YOUR TASK –
Quote every entry word for word.

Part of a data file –
__________
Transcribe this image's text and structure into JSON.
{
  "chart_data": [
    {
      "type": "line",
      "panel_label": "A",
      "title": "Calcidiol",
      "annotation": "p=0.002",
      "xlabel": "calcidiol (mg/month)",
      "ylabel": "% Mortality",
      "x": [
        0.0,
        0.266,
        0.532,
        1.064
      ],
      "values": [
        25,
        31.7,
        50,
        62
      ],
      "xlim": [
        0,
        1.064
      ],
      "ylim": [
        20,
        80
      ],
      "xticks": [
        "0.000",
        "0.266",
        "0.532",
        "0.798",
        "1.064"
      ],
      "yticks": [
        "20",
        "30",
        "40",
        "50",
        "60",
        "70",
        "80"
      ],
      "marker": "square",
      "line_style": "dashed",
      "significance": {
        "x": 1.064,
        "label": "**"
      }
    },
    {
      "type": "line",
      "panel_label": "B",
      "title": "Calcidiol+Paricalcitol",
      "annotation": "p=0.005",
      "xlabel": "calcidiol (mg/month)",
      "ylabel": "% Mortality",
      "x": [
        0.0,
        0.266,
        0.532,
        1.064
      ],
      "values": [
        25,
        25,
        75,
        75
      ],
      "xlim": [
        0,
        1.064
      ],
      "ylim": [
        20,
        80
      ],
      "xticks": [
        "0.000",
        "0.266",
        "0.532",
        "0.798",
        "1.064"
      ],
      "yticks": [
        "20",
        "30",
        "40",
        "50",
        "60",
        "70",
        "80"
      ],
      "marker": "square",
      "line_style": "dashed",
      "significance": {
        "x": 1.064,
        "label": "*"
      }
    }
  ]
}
__________
RESULT FOR THIS EXERCISE –
Transcribe this image's text and structure into JSON.
{
  "chart_data": [
    {
      "type": "line",
      "panel_label": "A",
      "title": "Calcidiol",
      "annotation": "p=0.002",
      "xlabel": "calcidiol (mg/month)",
      "ylabel": "% Mortality",
      "x": [
        0.0,
        0.266,
        0.532,
        1.064
      ],
      "values": [
        25,
        31.7,
        50,
        62
      ],
      "xlim": [
        0,
        1.064
      ],
      "ylim": [
        20,
        80
      ],
      "xticks": [
        "0.000",
        "0.266",
        "0.532",
        "0.798",
        "1.064"
      ],
      "yticks": [
        "20",
        "30",
        "40",
        "50",
        "60",
        "70",
        "80"
      ],
      "marker": "square",
      "line_style": "dashed",
      "significance": {
        "x": 1.064,
        "label": "**"
      }
    },
    {
      "type": "line",
      "panel_label": "B",
      "title": "Calcidiol+Paricalcitol",
      "annotation": "p=0.005",
      "xlabel": "calcidiol (mg/month)",
      "ylabel": "% Mortality",
      "x": [
        0.0,
        0.266,
        0.532,
        1.064
      ],
      "values": [
        25,
        25,
        75,
        75
      ],
      "xlim": [
        0,
        1.064
      ],
      "ylim": [
        20,
        80
      ],
      "xticks": [
        "0.000",
        "0.266",
        "0.532",
        "0.798",
        "1.064"
      ],
      "yticks": [
        "20",
        "30",
        "40",
        "50",
        "60",
        "70",
        "80"
      ],
      "marker": "square",
      "line_style": "dashed",
      "significance": {
        "x": 1.064,
        "label": "*"
      }
    }
  ]
}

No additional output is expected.